Collected data:

■ ■ ■ ■

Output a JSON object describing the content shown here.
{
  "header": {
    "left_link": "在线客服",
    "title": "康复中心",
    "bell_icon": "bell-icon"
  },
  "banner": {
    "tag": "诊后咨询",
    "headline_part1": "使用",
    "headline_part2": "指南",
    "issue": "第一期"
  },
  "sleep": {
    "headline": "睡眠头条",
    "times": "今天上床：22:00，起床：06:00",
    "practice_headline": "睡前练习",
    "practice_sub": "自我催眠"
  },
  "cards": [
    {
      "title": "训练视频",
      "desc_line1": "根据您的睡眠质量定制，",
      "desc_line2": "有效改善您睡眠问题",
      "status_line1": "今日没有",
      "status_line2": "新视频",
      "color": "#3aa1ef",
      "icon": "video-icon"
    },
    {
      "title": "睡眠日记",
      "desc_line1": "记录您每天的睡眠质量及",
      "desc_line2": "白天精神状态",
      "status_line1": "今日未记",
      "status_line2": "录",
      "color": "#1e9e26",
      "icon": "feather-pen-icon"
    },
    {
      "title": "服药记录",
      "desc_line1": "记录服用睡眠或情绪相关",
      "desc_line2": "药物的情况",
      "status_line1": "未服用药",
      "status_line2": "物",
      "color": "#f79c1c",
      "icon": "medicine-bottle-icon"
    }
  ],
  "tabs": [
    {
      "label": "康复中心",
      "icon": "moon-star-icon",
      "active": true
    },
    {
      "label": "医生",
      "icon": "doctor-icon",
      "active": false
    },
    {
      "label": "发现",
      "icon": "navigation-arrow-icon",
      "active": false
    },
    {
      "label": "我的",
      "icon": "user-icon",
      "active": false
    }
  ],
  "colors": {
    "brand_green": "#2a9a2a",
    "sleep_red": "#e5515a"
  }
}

■ ■ ■ ■

_Exercise instructions_.
Output all of the data above without any alteration.

_Written response_.
Output a JSON object describing the content shown here.
{
  "header": {
    "left_link": "在线客服",
    "title": "康复中心",
    "bell_icon": "bell-icon"
  },
  "banner": {
    "tag": "诊后咨询",
    "headline_part1": "使用",
    "headline_part2": "指南",
    "issue": "第一期"
  },
  "sleep": {
    "headline": "睡眠头条",
    "times": "今天上床：22:00，起床：06:00",
    "practice_headline": "睡前练习",
    "practice_sub": "自我催眠"
  },
  "cards": [
    {
      "title": "训练视频",
      "desc_line1": "根据您的睡眠质量定制，",
      "desc_line2": "有效改善您睡眠问题",
      "status_line1": "今日没有",
      "status_line2": "新视频",
      "color": "#3aa1ef",
      "icon": "video-icon"
    },
    {
      "title": "睡眠日记",
      "desc_line1": "记录您每天的睡眠质量及",
      "desc_line2": "白天精神状态",
      "status_line1": "今日未记",
      "status_line2": "录",
      "color": "#1e9e26",
      "icon": "feather-pen-icon"
    },
    {
      "title": "服药记录",
      "desc_line1": "记录服用睡眠或情绪相关",
      "desc_line2": "药物的情况",
      "status_line1": "未服用药",
      "status_line2": "物",
      "color": "#f79c1c",
      "icon": "medicine-bottle-icon"
    }
  ],
  "tabs": [
    {
      "label": "康复中心",
      "icon": "moon-star-icon",
      "active": true
    },
    {
      "label": "医生",
      "icon": "doctor-icon",
      "active": false
    },
    {
      "label": "发现",
      "icon": "navigation-arrow-icon",
      "active": false
    },
    {
      "label": "我的",
      "icon": "user-icon",
      "active": false
    }
  ],
  "colors": {
    "brand_green": "#2a9a2a",
    "sleep_red": "#e5515a"
  }
}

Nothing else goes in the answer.